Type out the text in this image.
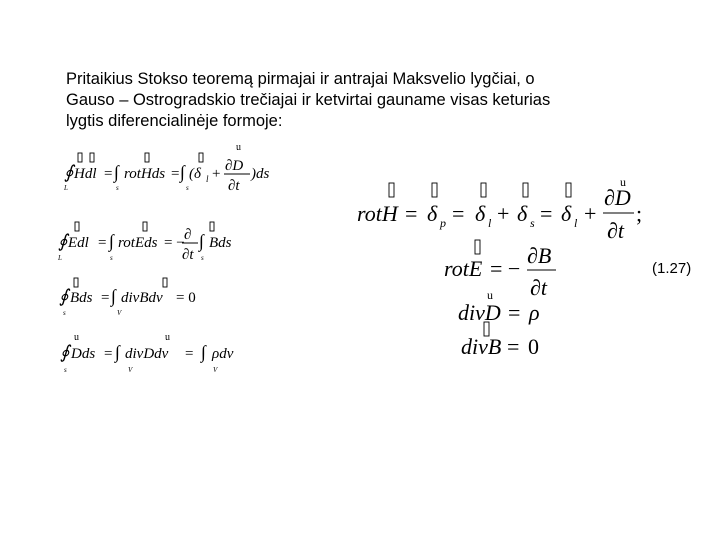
Pritaikius Stokso teoremą pirmajai ir antrajai Maksvelio lygčiai, o
Gauso – Ostrogradskio trečiajai ir ketvirtai gauname visas keturias
lygtis diferencialinėje formoje:
∮ Hdl = ∫ rotHds = ∫ (δ l +
u
∂D
∂t
)ds
L	s	s
∮ Edl = ∫ rotEds = − ∂
∂t
∫ Bds
L	s	s
∮ Bds = ∫ divBdv = 0
s	V
u	u
∮ Dds = ∫ divDdv = ∫ ρdv
s	V	V
u
rotH = δ p = δ l + δ s = δ l +
∂D
∂t
;
rotE = −
∂B
∂t
u
divD = ρ
divB = 0
(1.27)
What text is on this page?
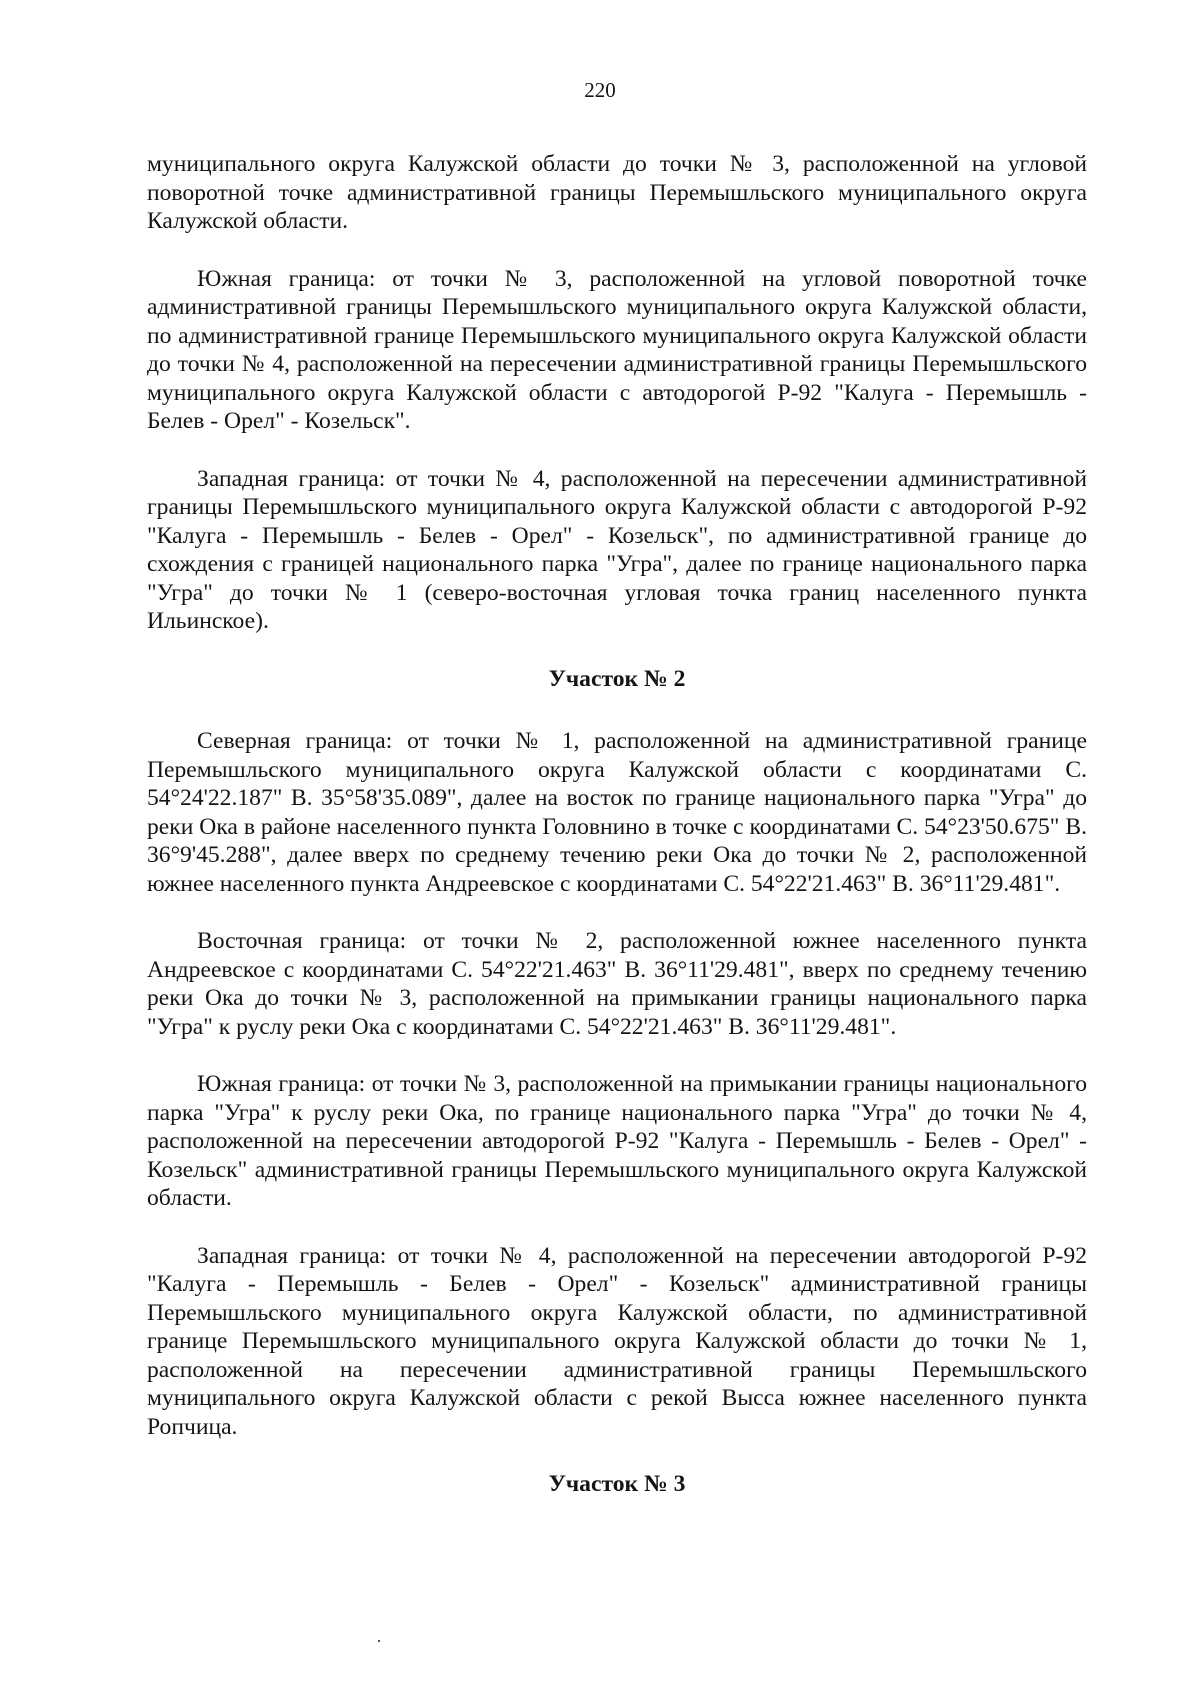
220

муниципального округа Калужской области до точки № 3, расположенной на угловой поворотной точке административной границы Перемышльского муниципального округа Калужской области.

Южная граница: от точки № 3, расположенной на угловой поворотной точке административной границы Перемышльского муниципального округа Калужской области, по административной границе Перемышльского муниципального округа Калужской области до точки № 4, расположенной на пересечении административной границы Перемышльского муниципального округа Калужской области с автодорогой Р-92 "Калуга - Перемышль - Белев - Орел" - Козельск".

Западная граница: от точки № 4, расположенной на пересечении административной границы Перемышльского муниципального округа Калужской области с автодорогой Р-92 "Калуга - Перемышль - Белев - Орел" - Козельск", по административной границе до схождения с границей национального парка "Угра", далее по границе национального парка "Угра" до точки № 1 (северо-восточная угловая точка границ населенного пункта Ильинское).

Участок № 2

Северная граница: от точки № 1, расположенной на административной границе Перемышльского муниципального округа Калужской области с координатами С. 54°24'22.187" В. 35°58'35.089", далее на восток по границе национального парка "Угра" до реки Ока в районе населенного пункта Головнино в точке с координатами С. 54°23'50.675" В. 36°9'45.288", далее вверх по среднему течению реки Ока до точки № 2, расположенной южнее населенного пункта Андреевское с координатами С. 54°22'21.463" В. 36°11'29.481".

Восточная граница: от точки № 2, расположенной южнее населенного пункта Андреевское с координатами С. 54°22'21.463" В. 36°11'29.481", вверх по среднему течению реки Ока до точки № 3, расположенной на примыкании границы национального парка "Угра" к руслу реки Ока с координатами С. 54°22'21.463" В. 36°11'29.481".

Южная граница: от точки № 3, расположенной на примыкании границы национального парка "Угра" к руслу реки Ока, по границе национального парка "Угра" до точки № 4, расположенной на пересечении автодорогой Р-92 "Калуга - Перемышль - Белев - Орел" - Козельск" административной границы Перемышльского муниципального округа Калужской области.

Западная граница: от точки № 4, расположенной на пересечении автодорогой Р-92 "Калуга - Перемышль - Белев - Орел" - Козельск" административной границы Перемышльского муниципального округа Калужской области, по административной границе Перемышльского муниципального округа Калужской области до точки № 1, расположенной на пересечении административной границы Перемышльского муниципального округа Калужской области с рекой Высса южнее населенного пункта Ропчица.

Участок № 3
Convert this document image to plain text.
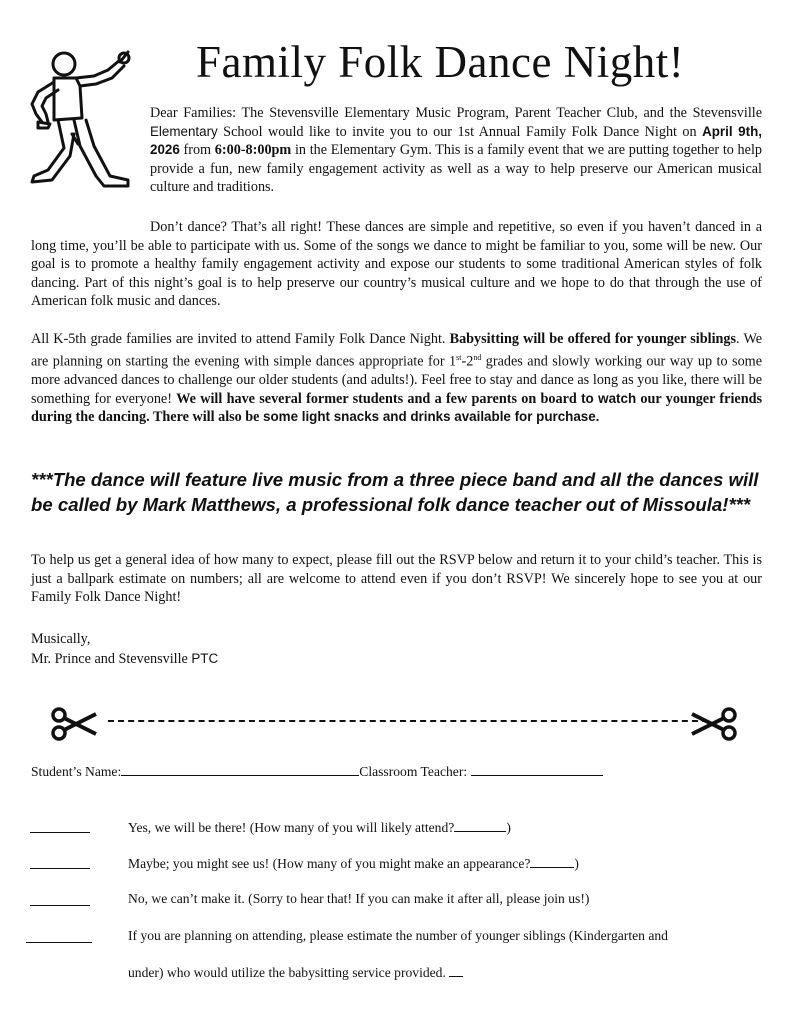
Family Folk Dance Night!
Dear Families: The Stevensville Elementary Music Program, Parent Teacher Club, and the Stevensville Elementary School would like to invite you to our 1st Annual Family Folk Dance Night on April 9th, 2026 from 6:00-8:00pm in the Elementary Gym. This is a family event that we are putting together to help provide a fun, new family engagement activity as well as a way to help preserve our American musical culture and traditions.
Don’t dance? That’s all right! These dances are simple and repetitive, so even if you haven’t danced in a long time, you’ll be able to participate with us. Some of the songs we dance to might be familiar to you, some will be new. Our goal is to promote a healthy family engagement activity and expose our students to some traditional American styles of folk dancing. Part of this night’s goal is to help preserve our country’s musical culture and we hope to do that through the use of American folk music and dances.
All K-5th grade families are invited to attend Family Folk Dance Night. Babysitting will be offered for younger siblings. We are planning on starting the evening with simple dances appropriate for 1st-2nd grades and slowly working our way up to some more advanced dances to challenge our older students (and adults!). Feel free to stay and dance as long as you like, there will be something for everyone! We will have several former students and a few parents on board to watch our younger friends during the dancing. There will also be some light snacks and drinks available for purchase.
***The dance will feature live music from a three piece band and all the dances will be called by Mark Matthews, a professional folk dance teacher out of Missoula!***
To help us get a general idea of how many to expect, please fill out the RSVP below and return it to your child’s teacher. This is just a ballpark estimate on numbers; all are welcome to attend even if you don’t RSVP! We sincerely hope to see you at our Family Folk Dance Night!
Musically,
Mr. Prince and Stevensville PTC
Student’s Name:	Classroom Teacher:
Yes, we will be there! (How many of you will likely attend?	)
Maybe; you might see us! (How many of you might make an appearance?	)
No, we can’t make it. (Sorry to hear that! If you can make it after all, please join us!)
If you are planning on attending, please estimate the number of younger siblings (Kindergarten and
under) who would utilize the babysitting service provided.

*OBJECTIVE*:
Leave the pictures out, and transcribe each of the records exactly.

*EXPECTED OUTPUT*:
Type out the text in this image.
Pritaikius Stokso teoremą pirmajai ir antrajai Maksvelio lygčiai, o
Gauso – Ostrogradskio trečiajai ir ketvirtai gauname visas keturias
lygtis diferencialinėje formoje:
∮ Hdl = ∫ rotHds = ∫ (δ l +
u
∂D
∂t
)ds
L	s	s
∮ Edl = ∫ rotEds = − ∂
∂t
∫ Bds
L	s	s
∮ Bds = ∫ divBdv = 0
s	V
u	u
∮ Dds = ∫ divDdv = ∫ ρdv
s	V	V
u
rotH = δ p = δ l + δ s = δ l +
∂D
∂t
;
rotE = −
∂B
∂t
u
divD = ρ
divB = 0
(1.27)
What text is on this page?
220

муниципального округа Калужской области до точки № 3, расположенной на угловой поворотной точке административной границы Перемышльского муниципального округа Калужской области.

Южная граница: от точки № 3, расположенной на угловой поворотной точке административной границы Перемышльского муниципального округа Калужской области, по административной границе Перемышльского муниципального округа Калужской области до точки № 4, расположенной на пересечении административной границы Перемышльского муниципального округа Калужской области с автодорогой Р-92 "Калуга - Перемышль - Белев - Орел" - Козельск".

Западная граница: от точки № 4, расположенной на пересечении административной границы Перемышльского муниципального округа Калужской области с автодорогой Р-92 "Калуга - Перемышль - Белев - Орел" - Козельск", по административной границе до схождения с границей национального парка "Угра", далее по границе национального парка "Угра" до точки № 1 (северо-восточная угловая точка границ населенного пункта Ильинское).

Участок № 2

Северная граница: от точки № 1, расположенной на административной границе Перемышльского муниципального округа Калужской области с координатами С. 54°24'22.187" В. 35°58'35.089", далее на восток по границе национального парка "Угра" до реки Ока в районе населенного пункта Головнино в точке с координатами С. 54°23'50.675" В. 36°9'45.288", далее вверх по среднему течению реки Ока до точки № 2, расположенной южнее населенного пункта Андреевское с координатами С. 54°22'21.463" В. 36°11'29.481".

Восточная граница: от точки № 2, расположенной южнее населенного пункта Андреевское с координатами С. 54°22'21.463" В. 36°11'29.481", вверх по среднему течению реки Ока до точки № 3, расположенной на примыкании границы национального парка "Угра" к руслу реки Ока с координатами С. 54°22'21.463" В. 36°11'29.481".

Южная граница: от точки № 3, расположенной на примыкании границы национального парка "Угра" к руслу реки Ока, по границе национального парка "Угра" до точки № 4, расположенной на пересечении автодорогой Р-92 "Калуга - Перемышль - Белев - Орел" - Козельск" административной границы Перемышльского муниципального округа Калужской области.

Западная граница: от точки № 4, расположенной на пересечении автодорогой Р-92 "Калуга - Перемышль - Белев - Орел" - Козельск" административной границы Перемышльского муниципального округа Калужской области, по административной границе Перемышльского муниципального округа Калужской области до точки № 1, расположенной на пересечении административной границы Перемышльского муниципального округа Калужской области с рекой Высса южнее населенного пункта Ропчица.

Участок № 3
Convert this document image to plain text.
Family Folk Dance Night!
Dear Families: The Stevensville Elementary Music Program, Parent Teacher Club, and the Stevensville Elementary School would like to invite you to our 1st Annual Family Folk Dance Night on April 9th, 2026 from 6:00-8:00pm in the Elementary Gym. This is a family event that we are putting together to help provide a fun, new family engagement activity as well as a way to help preserve our American musical culture and traditions.
Don’t dance? That’s all right! These dances are simple and repetitive, so even if you haven’t danced in a long time, you’ll be able to participate with us. Some of the songs we dance to might be familiar to you, some will be new. Our goal is to promote a healthy family engagement activity and expose our students to some traditional American styles of folk dancing. Part of this night’s goal is to help preserve our country’s musical culture and we hope to do that through the use of American folk music and dances.
All K-5th grade families are invited to attend Family Folk Dance Night. Babysitting will be offered for younger siblings. We are planning on starting the evening with simple dances appropriate for 1st-2nd grades and slowly working our way up to some more advanced dances to challenge our older students (and adults!). Feel free to stay and dance as long as you like, there will be something for everyone! We will have several former students and a few parents on board to watch our younger friends during the dancing. There will also be some light snacks and drinks available for purchase.
***The dance will feature live music from a three piece band and all the dances will be called by Mark Matthews, a professional folk dance teacher out of Missoula!***
To help us get a general idea of how many to expect, please fill out the RSVP below and return it to your child’s teacher. This is just a ballpark estimate on numbers; all are welcome to attend even if you don’t RSVP! We sincerely hope to see you at our Family Folk Dance Night!
Musically,
Mr. Prince and Stevensville PTC
Student’s Name:	Classroom Teacher:
Yes, we will be there! (How many of you will likely attend?	)
Maybe; you might see us! (How many of you might make an appearance?	)
No, we can’t make it. (Sorry to hear that! If you can make it after all, please join us!)
If you are planning on attending, please estimate the number of younger siblings (Kindergarten and
under) who would utilize the babysitting service provided.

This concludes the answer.